## [DATASET RECORDS]
□ □ □ □
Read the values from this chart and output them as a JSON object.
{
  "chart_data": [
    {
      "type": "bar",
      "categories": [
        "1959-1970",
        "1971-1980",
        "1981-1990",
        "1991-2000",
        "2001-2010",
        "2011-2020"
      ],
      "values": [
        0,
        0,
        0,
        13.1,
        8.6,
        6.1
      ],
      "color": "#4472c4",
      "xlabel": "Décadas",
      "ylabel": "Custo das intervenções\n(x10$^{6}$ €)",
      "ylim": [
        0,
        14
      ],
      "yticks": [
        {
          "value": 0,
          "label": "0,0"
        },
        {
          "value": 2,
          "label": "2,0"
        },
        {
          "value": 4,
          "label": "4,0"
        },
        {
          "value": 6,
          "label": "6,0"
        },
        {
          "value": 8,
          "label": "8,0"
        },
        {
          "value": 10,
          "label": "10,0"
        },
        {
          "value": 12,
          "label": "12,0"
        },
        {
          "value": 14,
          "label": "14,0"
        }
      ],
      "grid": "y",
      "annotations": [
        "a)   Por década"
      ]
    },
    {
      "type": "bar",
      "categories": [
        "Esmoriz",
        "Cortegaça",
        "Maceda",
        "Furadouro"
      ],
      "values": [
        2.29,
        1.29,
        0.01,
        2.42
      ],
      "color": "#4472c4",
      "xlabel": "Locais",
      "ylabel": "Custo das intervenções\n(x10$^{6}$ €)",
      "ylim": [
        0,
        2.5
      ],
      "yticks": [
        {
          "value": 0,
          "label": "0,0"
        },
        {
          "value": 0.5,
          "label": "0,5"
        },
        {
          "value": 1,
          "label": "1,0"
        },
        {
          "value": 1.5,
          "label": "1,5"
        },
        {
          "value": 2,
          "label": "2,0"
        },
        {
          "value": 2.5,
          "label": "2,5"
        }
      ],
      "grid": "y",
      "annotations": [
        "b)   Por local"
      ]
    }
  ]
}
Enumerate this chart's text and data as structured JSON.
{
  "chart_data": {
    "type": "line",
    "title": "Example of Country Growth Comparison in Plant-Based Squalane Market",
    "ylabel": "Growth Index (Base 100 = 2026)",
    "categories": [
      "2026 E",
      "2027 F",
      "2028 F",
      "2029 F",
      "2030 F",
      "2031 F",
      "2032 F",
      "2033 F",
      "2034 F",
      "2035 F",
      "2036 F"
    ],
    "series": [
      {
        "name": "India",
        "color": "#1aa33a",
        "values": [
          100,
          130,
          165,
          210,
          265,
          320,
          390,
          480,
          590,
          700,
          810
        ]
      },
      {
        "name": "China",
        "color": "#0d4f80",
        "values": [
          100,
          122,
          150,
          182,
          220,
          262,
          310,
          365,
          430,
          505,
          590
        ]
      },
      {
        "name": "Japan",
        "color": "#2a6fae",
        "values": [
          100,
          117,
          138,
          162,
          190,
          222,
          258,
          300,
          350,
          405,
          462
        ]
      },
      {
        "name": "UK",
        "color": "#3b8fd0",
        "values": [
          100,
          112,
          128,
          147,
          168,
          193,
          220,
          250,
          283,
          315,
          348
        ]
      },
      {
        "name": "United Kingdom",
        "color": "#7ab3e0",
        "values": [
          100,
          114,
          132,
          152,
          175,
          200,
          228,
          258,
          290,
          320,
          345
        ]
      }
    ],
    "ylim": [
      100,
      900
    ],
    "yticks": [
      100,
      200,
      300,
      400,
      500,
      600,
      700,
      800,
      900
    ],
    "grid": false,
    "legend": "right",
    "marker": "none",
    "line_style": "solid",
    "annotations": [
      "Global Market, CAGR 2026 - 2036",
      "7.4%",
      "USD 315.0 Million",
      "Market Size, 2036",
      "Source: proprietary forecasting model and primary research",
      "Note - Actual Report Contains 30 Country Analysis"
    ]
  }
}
□ □ □ □
## [WHAT YOU NEED TO DO]
Without leaving anything out, quote all the data.

## [EXERCISE RESULT]
Read the values from this chart and output them as a JSON object.
{
  "chart_data": [
    {
      "type": "bar",
      "categories": [
        "1959-1970",
        "1971-1980",
        "1981-1990",
        "1991-2000",
        "2001-2010",
        "2011-2020"
      ],
      "values": [
        0,
        0,
        0,
        13.1,
        8.6,
        6.1
      ],
      "color": "#4472c4",
      "xlabel": "Décadas",
      "ylabel": "Custo das intervenções\n(x10$^{6}$ €)",
      "ylim": [
        0,
        14
      ],
      "yticks": [
        {
          "value": 0,
          "label": "0,0"
        },
        {
          "value": 2,
          "label": "2,0"
        },
        {
          "value": 4,
          "label": "4,0"
        },
        {
          "value": 6,
          "label": "6,0"
        },
        {
          "value": 8,
          "label": "8,0"
        },
        {
          "value": 10,
          "label": "10,0"
        },
        {
          "value": 12,
          "label": "12,0"
        },
        {
          "value": 14,
          "label": "14,0"
        }
      ],
      "grid": "y",
      "annotations": [
        "a)   Por década"
      ]
    },
    {
      "type": "bar",
      "categories": [
        "Esmoriz",
        "Cortegaça",
        "Maceda",
        "Furadouro"
      ],
      "values": [
        2.29,
        1.29,
        0.01,
        2.42
      ],
      "color": "#4472c4",
      "xlabel": "Locais",
      "ylabel": "Custo das intervenções\n(x10$^{6}$ €)",
      "ylim": [
        0,
        2.5
      ],
      "yticks": [
        {
          "value": 0,
          "label": "0,0"
        },
        {
          "value": 0.5,
          "label": "0,5"
        },
        {
          "value": 1,
          "label": "1,0"
        },
        {
          "value": 1.5,
          "label": "1,5"
        },
        {
          "value": 2,
          "label": "2,0"
        },
        {
          "value": 2.5,
          "label": "2,5"
        }
      ],
      "grid": "y",
      "annotations": [
        "b)   Por local"
      ]
    }
  ]
}
Enumerate this chart's text and data as structured JSON.
{
  "chart_data": {
    "type": "line",
    "title": "Example of Country Growth Comparison in Plant-Based Squalane Market",
    "ylabel": "Growth Index (Base 100 = 2026)",
    "categories": [
      "2026 E",
      "2027 F",
      "2028 F",
      "2029 F",
      "2030 F",
      "2031 F",
      "2032 F",
      "2033 F",
      "2034 F",
      "2035 F",
      "2036 F"
    ],
    "series": [
      {
        "name": "India",
        "color": "#1aa33a",
        "values": [
          100,
          130,
          165,
          210,
          265,
          320,
          390,
          480,
          590,
          700,
          810
        ]
      },
      {
        "name": "China",
        "color": "#0d4f80",
        "values": [
          100,
          122,
          150,
          182,
          220,
          262,
          310,
          365,
          430,
          505,
          590
        ]
      },
      {
        "name": "Japan",
        "color": "#2a6fae",
        "values": [
          100,
          117,
          138,
          162,
          190,
          222,
          258,
          300,
          350,
          405,
          462
        ]
      },
      {
        "name": "UK",
        "color": "#3b8fd0",
        "values": [
          100,
          112,
          128,
          147,
          168,
          193,
          220,
          250,
          283,
          315,
          348
        ]
      },
      {
        "name": "United Kingdom",
        "color": "#7ab3e0",
        "values": [
          100,
          114,
          132,
          152,
          175,
          200,
          228,
          258,
          290,
          320,
          345
        ]
      }
    ],
    "ylim": [
      100,
      900
    ],
    "yticks": [
      100,
      200,
      300,
      400,
      500,
      600,
      700,
      800,
      900
    ],
    "grid": false,
    "legend": "right",
    "marker": "none",
    "line_style": "solid",
    "annotations": [
      "Global Market, CAGR 2026 - 2036",
      "7.4%",
      "USD 315.0 Million",
      "Market Size, 2036",
      "Source: proprietary forecasting model and primary research",
      "Note - Actual Report Contains 30 Country Analysis"
    ]
  }
}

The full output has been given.